##### Dataset records
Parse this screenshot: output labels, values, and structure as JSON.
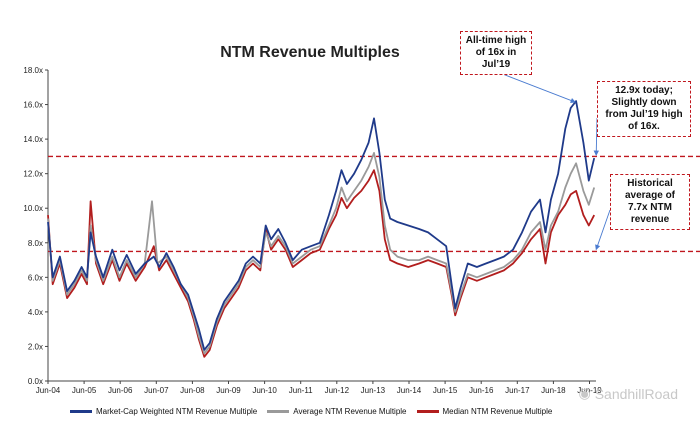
{
  "chart_data": {
    "type": "line",
    "title": "NTM Revenue Multiples",
    "xlabel": "",
    "ylabel": "",
    "ylim": [
      0,
      18
    ],
    "y_tick_labels": [
      "0.0x",
      "2.0x",
      "4.0x",
      "6.0x",
      "8.0x",
      "10.0x",
      "12.0x",
      "14.0x",
      "16.0x",
      "18.0x"
    ],
    "x_tick_labels": [
      "Jun-04",
      "Jun-05",
      "Jun-06",
      "Jun-07",
      "Jun-08",
      "Jun-09",
      "Jun-10",
      "Jun-11",
      "Jun-12",
      "Jun-13",
      "Jun-14",
      "Jun-15",
      "Jun-16",
      "Jun-17",
      "Jun-18",
      "Jun-19"
    ],
    "xlim": [
      2004.42,
      2019.6
    ],
    "series": [
      {
        "name": "Market-Cap Weighted NTM Revenue Multiple",
        "color": "#1f3a8a",
        "points": [
          [
            2004.42,
            9.2
          ],
          [
            2004.55,
            6.0
          ],
          [
            2004.75,
            7.2
          ],
          [
            2004.95,
            5.2
          ],
          [
            2005.15,
            5.8
          ],
          [
            2005.35,
            6.6
          ],
          [
            2005.5,
            6.0
          ],
          [
            2005.6,
            8.6
          ],
          [
            2005.75,
            7.2
          ],
          [
            2005.95,
            6.0
          ],
          [
            2006.2,
            7.6
          ],
          [
            2006.4,
            6.4
          ],
          [
            2006.6,
            7.3
          ],
          [
            2006.85,
            6.2
          ],
          [
            2007.1,
            6.8
          ],
          [
            2007.35,
            7.2
          ],
          [
            2007.5,
            6.6
          ],
          [
            2007.7,
            7.4
          ],
          [
            2007.9,
            6.6
          ],
          [
            2008.1,
            5.6
          ],
          [
            2008.3,
            5.0
          ],
          [
            2008.45,
            4.0
          ],
          [
            2008.6,
            3.0
          ],
          [
            2008.75,
            1.8
          ],
          [
            2008.9,
            2.2
          ],
          [
            2009.1,
            3.6
          ],
          [
            2009.3,
            4.6
          ],
          [
            2009.5,
            5.2
          ],
          [
            2009.7,
            5.8
          ],
          [
            2009.9,
            6.8
          ],
          [
            2010.1,
            7.2
          ],
          [
            2010.3,
            6.8
          ],
          [
            2010.45,
            9.0
          ],
          [
            2010.6,
            8.2
          ],
          [
            2010.8,
            8.8
          ],
          [
            2011.0,
            8.0
          ],
          [
            2011.2,
            7.0
          ],
          [
            2011.45,
            7.6
          ],
          [
            2011.7,
            7.8
          ],
          [
            2011.95,
            8.0
          ],
          [
            2012.2,
            9.6
          ],
          [
            2012.4,
            11.0
          ],
          [
            2012.55,
            12.2
          ],
          [
            2012.7,
            11.4
          ],
          [
            2012.9,
            12.0
          ],
          [
            2013.1,
            12.8
          ],
          [
            2013.3,
            13.8
          ],
          [
            2013.45,
            15.2
          ],
          [
            2013.6,
            13.2
          ],
          [
            2013.75,
            10.5
          ],
          [
            2013.9,
            9.4
          ],
          [
            2014.1,
            9.2
          ],
          [
            2014.4,
            9.0
          ],
          [
            2014.7,
            8.8
          ],
          [
            2014.95,
            8.6
          ],
          [
            2015.2,
            8.2
          ],
          [
            2015.45,
            7.8
          ],
          [
            2015.6,
            5.6
          ],
          [
            2015.7,
            4.2
          ],
          [
            2015.85,
            5.4
          ],
          [
            2016.05,
            6.8
          ],
          [
            2016.3,
            6.6
          ],
          [
            2016.55,
            6.8
          ],
          [
            2016.8,
            7.0
          ],
          [
            2017.05,
            7.2
          ],
          [
            2017.3,
            7.6
          ],
          [
            2017.55,
            8.6
          ],
          [
            2017.8,
            9.8
          ],
          [
            2018.05,
            10.5
          ],
          [
            2018.2,
            8.6
          ],
          [
            2018.35,
            10.5
          ],
          [
            2018.55,
            12.0
          ],
          [
            2018.75,
            14.6
          ],
          [
            2018.9,
            15.8
          ],
          [
            2019.05,
            16.2
          ],
          [
            2019.25,
            13.8
          ],
          [
            2019.4,
            11.6
          ],
          [
            2019.55,
            12.9
          ]
        ]
      },
      {
        "name": "Average NTM Revenue Multiple",
        "color": "#9a9a9a",
        "points": [
          [
            2004.42,
            9.4
          ],
          [
            2004.55,
            5.8
          ],
          [
            2004.75,
            7.0
          ],
          [
            2004.95,
            5.0
          ],
          [
            2005.15,
            5.6
          ],
          [
            2005.35,
            6.4
          ],
          [
            2005.5,
            5.8
          ],
          [
            2005.6,
            9.0
          ],
          [
            2005.75,
            7.0
          ],
          [
            2005.95,
            5.8
          ],
          [
            2006.2,
            7.2
          ],
          [
            2006.4,
            6.0
          ],
          [
            2006.6,
            7.0
          ],
          [
            2006.85,
            6.0
          ],
          [
            2007.1,
            6.8
          ],
          [
            2007.3,
            10.4
          ],
          [
            2007.45,
            6.8
          ],
          [
            2007.7,
            7.2
          ],
          [
            2007.9,
            6.4
          ],
          [
            2008.1,
            5.6
          ],
          [
            2008.3,
            4.8
          ],
          [
            2008.45,
            3.8
          ],
          [
            2008.6,
            2.6
          ],
          [
            2008.75,
            1.6
          ],
          [
            2008.9,
            2.0
          ],
          [
            2009.1,
            3.4
          ],
          [
            2009.3,
            4.4
          ],
          [
            2009.5,
            5.0
          ],
          [
            2009.7,
            5.6
          ],
          [
            2009.9,
            6.6
          ],
          [
            2010.1,
            7.0
          ],
          [
            2010.3,
            6.6
          ],
          [
            2010.45,
            8.6
          ],
          [
            2010.6,
            7.8
          ],
          [
            2010.8,
            8.4
          ],
          [
            2011.0,
            7.8
          ],
          [
            2011.2,
            6.8
          ],
          [
            2011.45,
            7.2
          ],
          [
            2011.7,
            7.6
          ],
          [
            2011.95,
            7.8
          ],
          [
            2012.2,
            9.0
          ],
          [
            2012.4,
            10.0
          ],
          [
            2012.55,
            11.2
          ],
          [
            2012.7,
            10.4
          ],
          [
            2012.9,
            11.0
          ],
          [
            2013.1,
            11.6
          ],
          [
            2013.3,
            12.4
          ],
          [
            2013.45,
            13.2
          ],
          [
            2013.6,
            11.8
          ],
          [
            2013.75,
            9.0
          ],
          [
            2013.9,
            7.6
          ],
          [
            2014.1,
            7.2
          ],
          [
            2014.4,
            7.0
          ],
          [
            2014.7,
            7.0
          ],
          [
            2014.95,
            7.2
          ],
          [
            2015.2,
            7.0
          ],
          [
            2015.45,
            6.8
          ],
          [
            2015.6,
            5.2
          ],
          [
            2015.7,
            4.0
          ],
          [
            2015.85,
            5.0
          ],
          [
            2016.05,
            6.2
          ],
          [
            2016.3,
            6.0
          ],
          [
            2016.55,
            6.2
          ],
          [
            2016.8,
            6.4
          ],
          [
            2017.05,
            6.6
          ],
          [
            2017.3,
            7.0
          ],
          [
            2017.55,
            7.6
          ],
          [
            2017.8,
            8.6
          ],
          [
            2018.05,
            9.2
          ],
          [
            2018.2,
            7.6
          ],
          [
            2018.35,
            9.0
          ],
          [
            2018.55,
            9.8
          ],
          [
            2018.75,
            11.2
          ],
          [
            2018.9,
            12.0
          ],
          [
            2019.05,
            12.6
          ],
          [
            2019.25,
            11.0
          ],
          [
            2019.4,
            10.2
          ],
          [
            2019.55,
            11.2
          ]
        ]
      },
      {
        "name": "Median NTM Revenue Multiple",
        "color": "#b21e1e",
        "points": [
          [
            2004.42,
            9.6
          ],
          [
            2004.55,
            5.6
          ],
          [
            2004.75,
            6.8
          ],
          [
            2004.95,
            4.8
          ],
          [
            2005.15,
            5.4
          ],
          [
            2005.35,
            6.2
          ],
          [
            2005.5,
            5.6
          ],
          [
            2005.6,
            10.4
          ],
          [
            2005.75,
            6.8
          ],
          [
            2005.95,
            5.6
          ],
          [
            2006.2,
            7.0
          ],
          [
            2006.4,
            5.8
          ],
          [
            2006.6,
            6.8
          ],
          [
            2006.85,
            5.8
          ],
          [
            2007.1,
            6.6
          ],
          [
            2007.35,
            7.8
          ],
          [
            2007.5,
            6.4
          ],
          [
            2007.7,
            7.0
          ],
          [
            2007.9,
            6.2
          ],
          [
            2008.1,
            5.4
          ],
          [
            2008.3,
            4.6
          ],
          [
            2008.45,
            3.6
          ],
          [
            2008.6,
            2.4
          ],
          [
            2008.75,
            1.4
          ],
          [
            2008.9,
            1.8
          ],
          [
            2009.1,
            3.2
          ],
          [
            2009.3,
            4.2
          ],
          [
            2009.5,
            4.8
          ],
          [
            2009.7,
            5.4
          ],
          [
            2009.9,
            6.4
          ],
          [
            2010.1,
            6.8
          ],
          [
            2010.3,
            6.4
          ],
          [
            2010.45,
            8.8
          ],
          [
            2010.6,
            7.6
          ],
          [
            2010.8,
            8.2
          ],
          [
            2011.0,
            7.6
          ],
          [
            2011.2,
            6.6
          ],
          [
            2011.45,
            7.0
          ],
          [
            2011.7,
            7.4
          ],
          [
            2011.95,
            7.6
          ],
          [
            2012.2,
            8.8
          ],
          [
            2012.4,
            9.6
          ],
          [
            2012.55,
            10.6
          ],
          [
            2012.7,
            10.0
          ],
          [
            2012.9,
            10.6
          ],
          [
            2013.1,
            11.0
          ],
          [
            2013.3,
            11.6
          ],
          [
            2013.45,
            12.2
          ],
          [
            2013.6,
            11.0
          ],
          [
            2013.75,
            8.2
          ],
          [
            2013.9,
            7.0
          ],
          [
            2014.1,
            6.8
          ],
          [
            2014.4,
            6.6
          ],
          [
            2014.7,
            6.8
          ],
          [
            2014.95,
            7.0
          ],
          [
            2015.2,
            6.8
          ],
          [
            2015.45,
            6.6
          ],
          [
            2015.6,
            5.0
          ],
          [
            2015.7,
            3.8
          ],
          [
            2015.85,
            4.8
          ],
          [
            2016.05,
            6.0
          ],
          [
            2016.3,
            5.8
          ],
          [
            2016.55,
            6.0
          ],
          [
            2016.8,
            6.2
          ],
          [
            2017.05,
            6.4
          ],
          [
            2017.3,
            6.8
          ],
          [
            2017.55,
            7.4
          ],
          [
            2017.8,
            8.2
          ],
          [
            2018.05,
            8.8
          ],
          [
            2018.2,
            6.8
          ],
          [
            2018.35,
            8.6
          ],
          [
            2018.55,
            9.6
          ],
          [
            2018.75,
            10.2
          ],
          [
            2018.9,
            10.8
          ],
          [
            2019.05,
            11.0
          ],
          [
            2019.25,
            9.6
          ],
          [
            2019.4,
            9.0
          ],
          [
            2019.55,
            9.6
          ]
        ]
      }
    ],
    "reference_lines": [
      {
        "y": 13.0,
        "color": "#c0171e",
        "style": "dashed"
      },
      {
        "y": 7.5,
        "color": "#c0171e",
        "style": "dashed"
      }
    ],
    "legend_position": "bottom",
    "grid": false
  },
  "annotations": {
    "peak": "All-time high of 16x in Jul’19",
    "today": "12.9x today; Slightly down from Jul’19 high of 16x.",
    "average": "Historical average of 7.7x NTM revenue"
  },
  "watermark": "SandhillRoad"
}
##########
• Goal of the exercise:
List the lines of the entries that include "name".

• Response below:
        "name": "Market-Cap Weighted NTM Revenue Multiple",
        "name": "Average NTM Revenue Multiple",
        "name": "Median NTM Revenue Multiple",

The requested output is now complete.